-- START Data provided --
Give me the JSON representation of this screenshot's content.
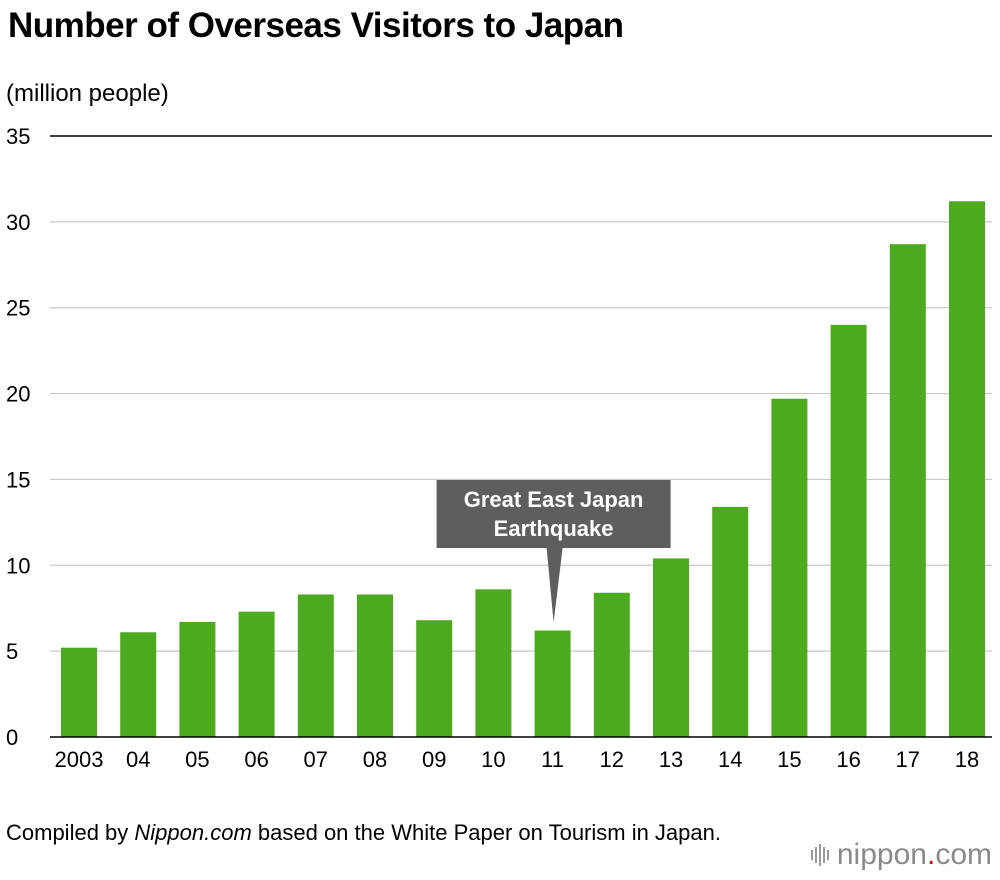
{
  "title": "Number of Overseas Visitors to Japan",
  "unit_label": "(million people)",
  "source": {
    "prefix": "Compiled by ",
    "publisher": "Nippon.com",
    "suffix": " based on the White Paper on Tourism in Japan."
  },
  "logo": {
    "name": "nippon",
    "dot": ".",
    "tld": "com"
  },
  "colors": {
    "bar": "#4caa1f",
    "callout": "#5e5e5e",
    "grid": "#c8c8c8",
    "axis": "#000000"
  },
  "chart_data": {
    "type": "bar",
    "title": "Number of Overseas Visitors to Japan",
    "xlabel": "",
    "ylabel": "(million people)",
    "categories": [
      "2003",
      "04",
      "05",
      "06",
      "07",
      "08",
      "09",
      "10",
      "11",
      "12",
      "13",
      "14",
      "15",
      "16",
      "17",
      "18"
    ],
    "values": [
      5.2,
      6.1,
      6.7,
      7.3,
      8.3,
      8.3,
      6.8,
      8.6,
      6.2,
      8.4,
      10.4,
      13.4,
      19.7,
      24.0,
      28.7,
      31.2
    ],
    "ylim": [
      0,
      35
    ],
    "yticks": [
      0,
      5,
      10,
      15,
      20,
      25,
      30,
      35
    ],
    "grid": true,
    "annotation": {
      "category": "11",
      "lines": [
        "Great East Japan",
        "Earthquake"
      ]
    }
  }
}
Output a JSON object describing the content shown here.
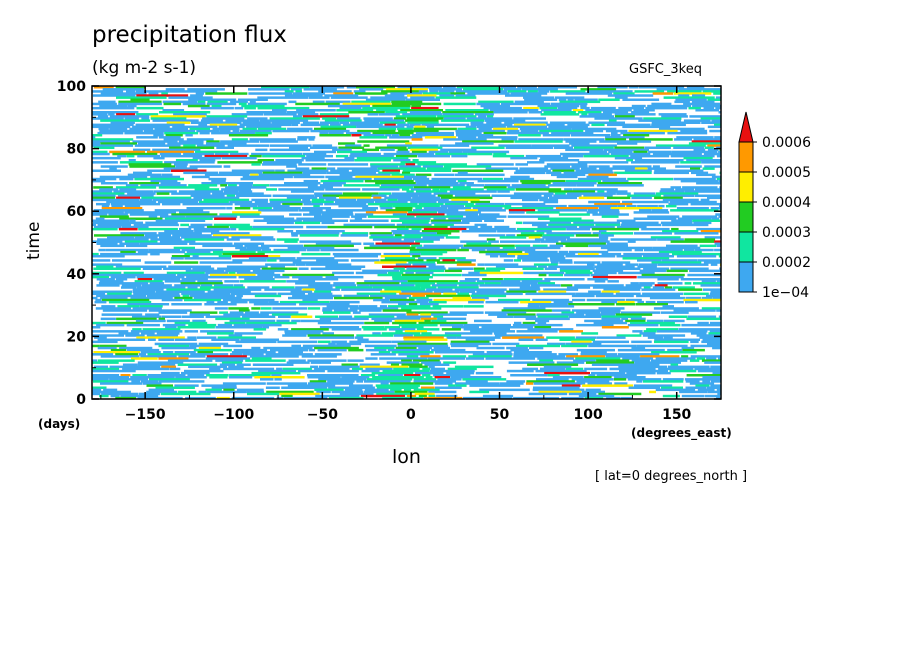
{
  "chart_data": {
    "type": "heatmap",
    "title": "precipitation flux",
    "units": "(kg m-2 s-1)",
    "source": "GSFC_3keq",
    "xlabel": "lon",
    "x_unit": "(degrees_east)",
    "ylabel": "time",
    "y_unit": "(days)",
    "annotation": "[ lat=0 degrees_north ]",
    "xlim": [
      -180,
      175
    ],
    "ylim": [
      0,
      100
    ],
    "x_ticks": [
      -150,
      -100,
      -50,
      0,
      50,
      100,
      150
    ],
    "x_tick_labels": [
      "−150",
      "−100",
      "−50",
      "0",
      "50",
      "100",
      "150"
    ],
    "y_ticks": [
      0,
      20,
      40,
      60,
      80,
      100
    ],
    "y_tick_labels": [
      "0",
      "20",
      "40",
      "60",
      "80",
      "100"
    ],
    "grid": false,
    "colorbar": {
      "levels": [
        0.0001,
        0.0002,
        0.0003,
        0.0004,
        0.0005,
        0.0006
      ],
      "level_labels": [
        "1e−04",
        "0.0002",
        "0.0003",
        "0.0004",
        "0.0005",
        "0.0006"
      ],
      "colors": [
        "#3ea8f0",
        "#10e6a0",
        "#22cc22",
        "#ffee00",
        "#ff9900",
        "#e81010"
      ],
      "extend": "max"
    }
  }
}
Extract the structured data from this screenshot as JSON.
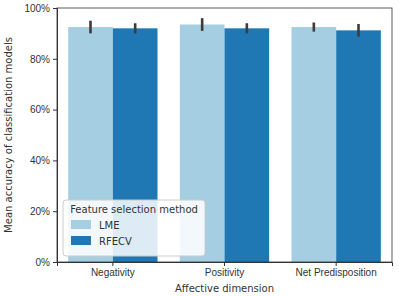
{
  "chart_data": {
    "type": "bar",
    "categories": [
      "Negativity",
      "Positivity",
      "Net Predisposition"
    ],
    "series": [
      {
        "name": "LME",
        "color": "#a6cee3",
        "values": [
          92.5,
          93.5,
          92.5
        ],
        "errors": [
          2.5,
          2.5,
          1.8
        ]
      },
      {
        "name": "RFECV",
        "color": "#1f78b4",
        "values": [
          92,
          92,
          91.2
        ],
        "errors": [
          2,
          2,
          2.5
        ]
      }
    ],
    "x_label": "Affective dimension",
    "y_label": "Mean accuracy of classification models",
    "legend_title": "Feature selection method",
    "legend": "lower left",
    "ylim": [
      0,
      100
    ],
    "yticks": [
      {
        "value": 0,
        "label": "0%"
      },
      {
        "value": 20,
        "label": "20%"
      },
      {
        "value": 40,
        "label": "40%"
      },
      {
        "value": 60,
        "label": "60%"
      },
      {
        "value": 80,
        "label": "80%"
      },
      {
        "value": 100,
        "label": "100%"
      }
    ],
    "grid": false
  }
}
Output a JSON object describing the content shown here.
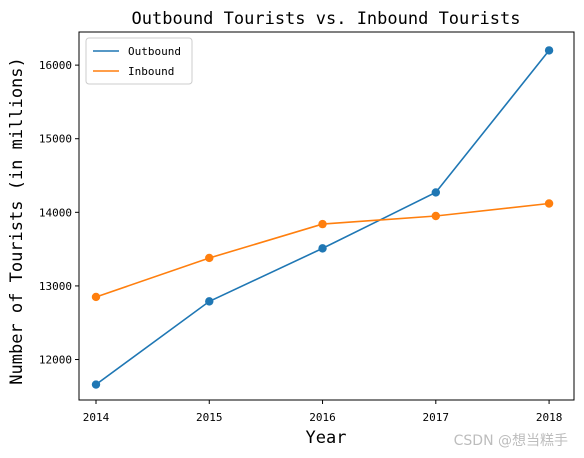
{
  "chart_data": {
    "type": "line",
    "title": "Outbound Tourists vs. Inbound Tourists",
    "xlabel": "Year",
    "ylabel": "Number of Tourists (in millions)",
    "x": [
      2014,
      2015,
      2016,
      2017,
      2018
    ],
    "xticks": [
      "2014",
      "2015",
      "2016",
      "2017",
      "2018"
    ],
    "ylim": [
      11450,
      16450
    ],
    "yticks": [
      12000,
      13000,
      14000,
      15000,
      16000
    ],
    "ytick_labels": [
      "12000",
      "13000",
      "14000",
      "15000",
      "16000"
    ],
    "grid": false,
    "legend": "top-left",
    "markers": true,
    "series": [
      {
        "name": "Outbound",
        "color": "#1f77b4",
        "values": [
          11660,
          12790,
          13510,
          14270,
          16200
        ]
      },
      {
        "name": "Inbound",
        "color": "#ff7f0e",
        "values": [
          12850,
          13380,
          13840,
          13950,
          14120
        ]
      }
    ]
  },
  "watermark": "CSDN @想当糕手"
}
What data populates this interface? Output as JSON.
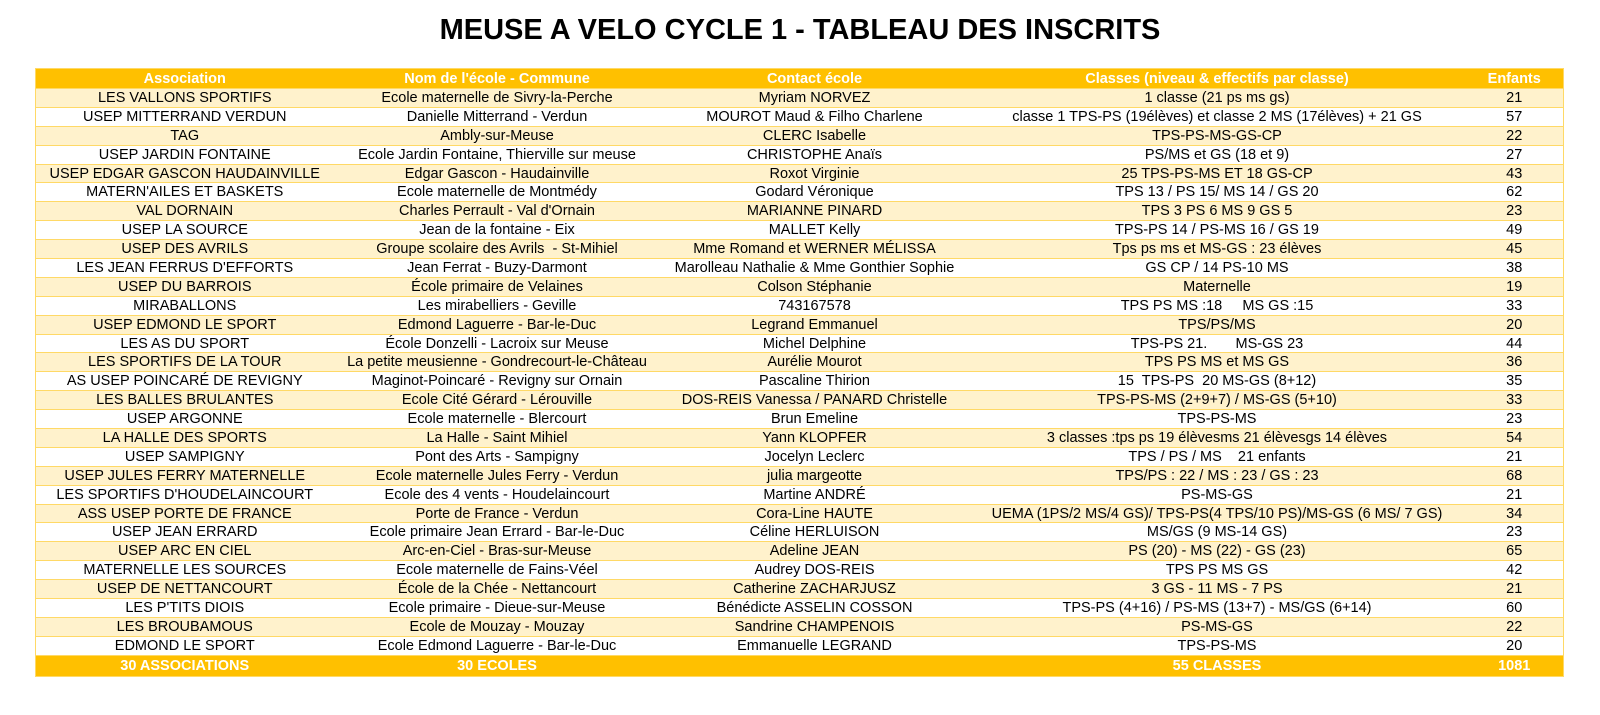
{
  "header": {
    "title": "MEUSE A VELO CYCLE 1 - TABLEAU DES INSCRITS"
  },
  "table": {
    "columns": [
      "Association",
      "Nom de l'école - Commune",
      "Contact école",
      "Classes (niveau & effectifs par classe)",
      "Enfants"
    ],
    "rows": [
      [
        "LES VALLONS SPORTIFS",
        "Ecole maternelle de Sivry-la-Perche",
        "Myriam NORVEZ",
        "1 classe (21 ps ms gs)",
        21
      ],
      [
        "USEP MITTERRAND VERDUN",
        "Danielle Mitterrand - Verdun",
        "MOUROT Maud & Filho Charlene",
        "classe 1 TPS-PS (19élèves) et classe 2 MS (17élèves) + 21 GS",
        57
      ],
      [
        "TAG",
        "Ambly-sur-Meuse",
        "CLERC Isabelle",
        "TPS-PS-MS-GS-CP",
        22
      ],
      [
        "USEP JARDIN FONTAINE",
        "Ecole Jardin Fontaine, Thierville sur meuse",
        "CHRISTOPHE Anaïs",
        "PS/MS et GS (18 et 9)",
        27
      ],
      [
        "USEP EDGAR GASCON HAUDAINVILLE",
        "Edgar Gascon - Haudainville",
        "Roxot Virginie",
        "25 TPS-PS-MS ET 18 GS-CP",
        43
      ],
      [
        "MATERN'AILES ET BASKETS",
        "Ecole maternelle de Montmédy",
        "Godard Véronique",
        "TPS 13 / PS 15/ MS 14 / GS 20",
        62
      ],
      [
        "VAL DORNAIN",
        "Charles Perrault - Val d'Ornain",
        "MARIANNE PINARD",
        "TPS 3 PS 6 MS 9 GS 5",
        23
      ],
      [
        "USEP LA SOURCE",
        "Jean de la fontaine - Eix",
        "MALLET Kelly",
        "TPS-PS 14 / PS-MS 16 / GS 19",
        49
      ],
      [
        "USEP DES AVRILS",
        "Groupe scolaire des Avrils  - St-Mihiel",
        "Mme Romand et WERNER MÉLISSA",
        "Tps ps ms et MS-GS : 23 élèves",
        45
      ],
      [
        "LES JEAN FERRUS D'EFFORTS",
        "Jean Ferrat - Buzy-Darmont",
        "Marolleau Nathalie & Mme Gonthier Sophie",
        "GS CP / 14 PS-10 MS",
        38
      ],
      [
        "USEP DU BARROIS",
        "École primaire de Velaines",
        "Colson Stéphanie",
        "Maternelle",
        19
      ],
      [
        "MIRABALLONS",
        "Les mirabelliers - Geville",
        "743167578",
        "TPS PS MS :18     MS GS :15",
        33
      ],
      [
        "USEP EDMOND LE SPORT",
        "Edmond Laguerre - Bar-le-Duc",
        "Legrand Emmanuel",
        "TPS/PS/MS",
        20
      ],
      [
        "LES AS DU SPORT",
        "École Donzelli - Lacroix sur Meuse",
        "Michel Delphine",
        "TPS-PS 21.       MS-GS 23",
        44
      ],
      [
        "LES SPORTIFS DE LA TOUR",
        "La petite meusienne - Gondrecourt-le-Château",
        "Aurélie Mourot",
        "TPS PS MS et MS GS",
        36
      ],
      [
        "AS USEP POINCARÉ DE REVIGNY",
        "Maginot-Poincaré - Revigny sur Ornain",
        "Pascaline Thirion",
        "15  TPS-PS  20 MS-GS (8+12)",
        35
      ],
      [
        "LES BALLES BRULANTES",
        "Ecole Cité Gérard - Lérouville",
        "DOS-REIS Vanessa / PANARD Christelle",
        "TPS-PS-MS (2+9+7) / MS-GS (5+10)",
        33
      ],
      [
        "USEP ARGONNE",
        "Ecole maternelle - Blercourt",
        "Brun Emeline",
        "TPS-PS-MS",
        23
      ],
      [
        "LA HALLE DES SPORTS",
        "La Halle - Saint Mihiel",
        "Yann KLOPFER",
        "3 classes :tps ps 19 élèvesms 21 élèvesgs 14 élèves",
        54
      ],
      [
        "USEP SAMPIGNY",
        "Pont des Arts - Sampigny",
        "Jocelyn Leclerc",
        "TPS / PS / MS    21 enfants",
        21
      ],
      [
        "USEP JULES FERRY MATERNELLE",
        "Ecole maternelle Jules Ferry - Verdun",
        "julia margeotte",
        "TPS/PS : 22 / MS : 23 / GS : 23",
        68
      ],
      [
        "LES SPORTIFS D'HOUDELAINCOURT",
        "Ecole des 4 vents - Houdelaincourt",
        "Martine ANDRÉ",
        "PS-MS-GS",
        21
      ],
      [
        "ASS USEP PORTE DE FRANCE",
        "Porte de France - Verdun",
        "Cora-Line HAUTE",
        "UEMA (1PS/2 MS/4 GS)/ TPS-PS(4 TPS/10 PS)/MS-GS (6 MS/ 7 GS)",
        34
      ],
      [
        "USEP JEAN ERRARD",
        "Ecole primaire Jean Errard - Bar-le-Duc",
        "Céline HERLUISON",
        "MS/GS (9 MS-14 GS)",
        23
      ],
      [
        "USEP ARC EN CIEL",
        "Arc-en-Ciel - Bras-sur-Meuse",
        "Adeline JEAN",
        "PS (20) - MS (22) - GS (23)",
        65
      ],
      [
        "MATERNELLE LES SOURCES",
        "Ecole maternelle de Fains-Véel",
        "Audrey DOS-REIS",
        "TPS PS MS GS",
        42
      ],
      [
        "USEP DE NETTANCOURT",
        "École de la Chée - Nettancourt",
        "Catherine ZACHARJUSZ",
        "3 GS - 11 MS - 7 PS",
        21
      ],
      [
        "LES P'TITS DIOIS",
        "Ecole primaire - Dieue-sur-Meuse",
        "Bénédicte ASSELIN COSSON",
        "TPS-PS (4+16) / PS-MS (13+7) - MS/GS (6+14)",
        60
      ],
      [
        "LES BROUBAMOUS",
        "Ecole de Mouzay - Mouzay",
        "Sandrine CHAMPENOIS",
        "PS-MS-GS",
        22
      ],
      [
        "EDMOND LE SPORT",
        "Ecole Edmond Laguerre - Bar-le-Duc",
        "Emmanuelle LEGRAND",
        "TPS-PS-MS",
        20
      ]
    ],
    "footer": {
      "association": "30 ASSOCIATIONS",
      "ecole": "30 ECOLES",
      "classes": "55 CLASSES",
      "enfants": 1081
    }
  }
}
-- END Data provided --
### Written request:
Give every line of the material that includes the string "grid".

### Task response:
    "grid": "#c8c8c8",
    "grid": true,
    "grid": false,
    "grid": false
    "grid": false,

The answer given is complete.